Data entries:
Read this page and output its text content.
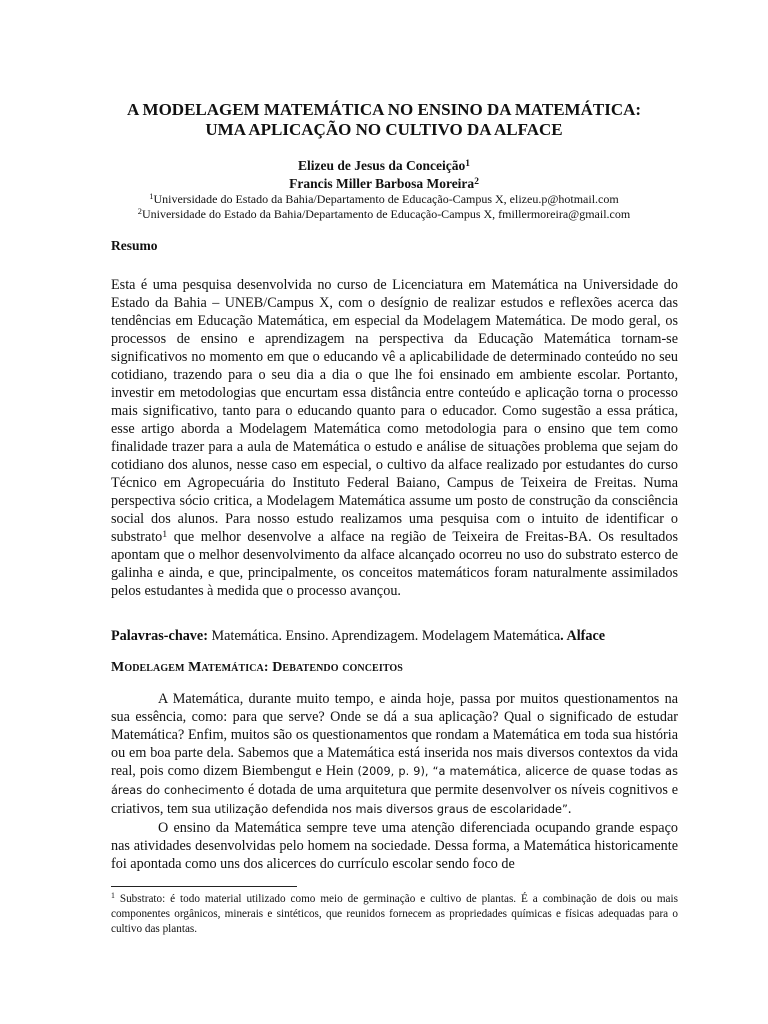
A MODELAGEM MATEMÁTICA NO ENSINO DA MATEMÁTICA:
UMA APLICAÇÃO NO CULTIVO DA ALFACE
Elizeu de Jesus da Conceição$^1$
Francis Miller Barbosa Moreira$^2$
$^1$Universidade do Estado da Bahia/Departamento de Educação-Campus X, elizeu.p@hotmail.com
$^2$Universidade do Estado da Bahia/Departamento de Educação-Campus X, fmillermoreira@gmail.com
Resumo
Esta é uma pesquisa desenvolvida no curso de Licenciatura em Matemática na Universidade do Estado da Bahia – UNEB/Campus X, com o desígnio de realizar estudos e reflexões acerca das tendências em Educação Matemática, em especial da Modelagem Matemática. De modo geral, os processos de ensino e aprendizagem na perspectiva da Educação Matemática tornam-se significativos no momento em que o educando vê a aplicabilidade de determinado conteúdo no seu cotidiano, trazendo para o seu dia a dia o que lhe foi ensinado em ambiente escolar. Portanto, investir em metodologias que encurtam essa distância entre conteúdo e aplicação torna o processo mais significativo, tanto para o educando quanto para o educador. Como sugestão a essa prática, esse artigo aborda a Modelagem Matemática como metodologia para o ensino que tem como finalidade trazer para a aula de Matemática o estudo e análise de situações problema que sejam do cotidiano dos alunos, nesse caso em especial, o cultivo da alface realizado por estudantes do curso Técnico em Agropecuária do Instituto Federal Baiano, Campus de Teixeira de Freitas. Numa perspectiva sócio critica, a Modelagem Matemática assume um posto de construção da consciência social dos alunos. Para nosso estudo realizamos uma pesquisa com o intuito de identificar o substrato$^1$ que melhor desenvolve a alface na região de Teixeira de Freitas-BA. Os resultados apontam que o melhor desenvolvimento da alface alcançado ocorreu no uso do substrato esterco de galinha e ainda, e que, principalmente, os conceitos matemáticos foram naturalmente assimilados pelos estudantes à medida que o processo avançou.
Palavras-chave: Matemática. Ensino. Aprendizagem. Modelagem Matemática. Alface
Modelagem Matemática: Debatendo conceitos

A Matemática, durante muito tempo, e ainda hoje, passa por muitos questionamentos na sua essência, como: para que serve? Onde se dá a sua aplicação? Qual o significado de estudar Matemática? Enfim, muitos são os questionamentos que rondam a Matemática em toda sua história ou em boa parte dela. Sabemos que a Matemática está inserida nos mais diversos contextos da vida real, pois como dizem Biembengut e Hein (2009, p. 9), “a matemática, alicerce de quase todas as áreas do conhecimento é dotada de uma arquitetura que permite desenvolver os níveis cognitivos e criativos, tem sua utilização defendida nos mais diversos graus de escolaridade”.

O ensino da Matemática sempre teve uma atenção diferenciada ocupando grande espaço nas atividades desenvolvidas pelo homem na sociedade. Dessa forma, a Matemática historicamente foi apontada como uns dos alicerces do currículo escolar sendo foco de

$^1$ Substrato: é todo material utilizado como meio de germinação e cultivo de plantas. É a combinação de dois ou mais componentes orgânicos, minerais e sintéticos, que reunidos fornecem as propriedades químicas e físicas adequadas para o cultivo das plantas.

◆ Task directions:
Will you set down the records word for word while leaving out every picture?

◆ Solved problem:
Read this page and output its text content.
A MODELAGEM MATEMÁTICA NO ENSINO DA MATEMÁTICA:
UMA APLICAÇÃO NO CULTIVO DA ALFACE
Elizeu de Jesus da Conceição$^1$
Francis Miller Barbosa Moreira$^2$
$^1$Universidade do Estado da Bahia/Departamento de Educação-Campus X, elizeu.p@hotmail.com
$^2$Universidade do Estado da Bahia/Departamento de Educação-Campus X, fmillermoreira@gmail.com
Resumo
Esta é uma pesquisa desenvolvida no curso de Licenciatura em Matemática na Universidade do Estado da Bahia – UNEB/Campus X, com o desígnio de realizar estudos e reflexões acerca das tendências em Educação Matemática, em especial da Modelagem Matemática. De modo geral, os processos de ensino e aprendizagem na perspectiva da Educação Matemática tornam-se significativos no momento em que o educando vê a aplicabilidade de determinado conteúdo no seu cotidiano, trazendo para o seu dia a dia o que lhe foi ensinado em ambiente escolar. Portanto, investir em metodologias que encurtam essa distância entre conteúdo e aplicação torna o processo mais significativo, tanto para o educando quanto para o educador. Como sugestão a essa prática, esse artigo aborda a Modelagem Matemática como metodologia para o ensino que tem como finalidade trazer para a aula de Matemática o estudo e análise de situações problema que sejam do cotidiano dos alunos, nesse caso em especial, o cultivo da alface realizado por estudantes do curso Técnico em Agropecuária do Instituto Federal Baiano, Campus de Teixeira de Freitas. Numa perspectiva sócio critica, a Modelagem Matemática assume um posto de construção da consciência social dos alunos. Para nosso estudo realizamos uma pesquisa com o intuito de identificar o substrato$^1$ que melhor desenvolve a alface na região de Teixeira de Freitas-BA. Os resultados apontam que o melhor desenvolvimento da alface alcançado ocorreu no uso do substrato esterco de galinha e ainda, e que, principalmente, os conceitos matemáticos foram naturalmente assimilados pelos estudantes à medida que o processo avançou.
Palavras-chave: Matemática. Ensino. Aprendizagem. Modelagem Matemática. Alface
Modelagem Matemática: Debatendo conceitos

A Matemática, durante muito tempo, e ainda hoje, passa por muitos questionamentos na sua essência, como: para que serve? Onde se dá a sua aplicação? Qual o significado de estudar Matemática? Enfim, muitos são os questionamentos que rondam a Matemática em toda sua história ou em boa parte dela. Sabemos que a Matemática está inserida nos mais diversos contextos da vida real, pois como dizem Biembengut e Hein (2009, p. 9), “a matemática, alicerce de quase todas as áreas do conhecimento é dotada de uma arquitetura que permite desenvolver os níveis cognitivos e criativos, tem sua utilização defendida nos mais diversos graus de escolaridade”.

O ensino da Matemática sempre teve uma atenção diferenciada ocupando grande espaço nas atividades desenvolvidas pelo homem na sociedade. Dessa forma, a Matemática historicamente foi apontada como uns dos alicerces do currículo escolar sendo foco de

$^1$ Substrato: é todo material utilizado como meio de germinação e cultivo de plantas. É a combinação de dois ou mais componentes orgânicos, minerais e sintéticos, que reunidos fornecem as propriedades químicas e físicas adequadas para o cultivo das plantas.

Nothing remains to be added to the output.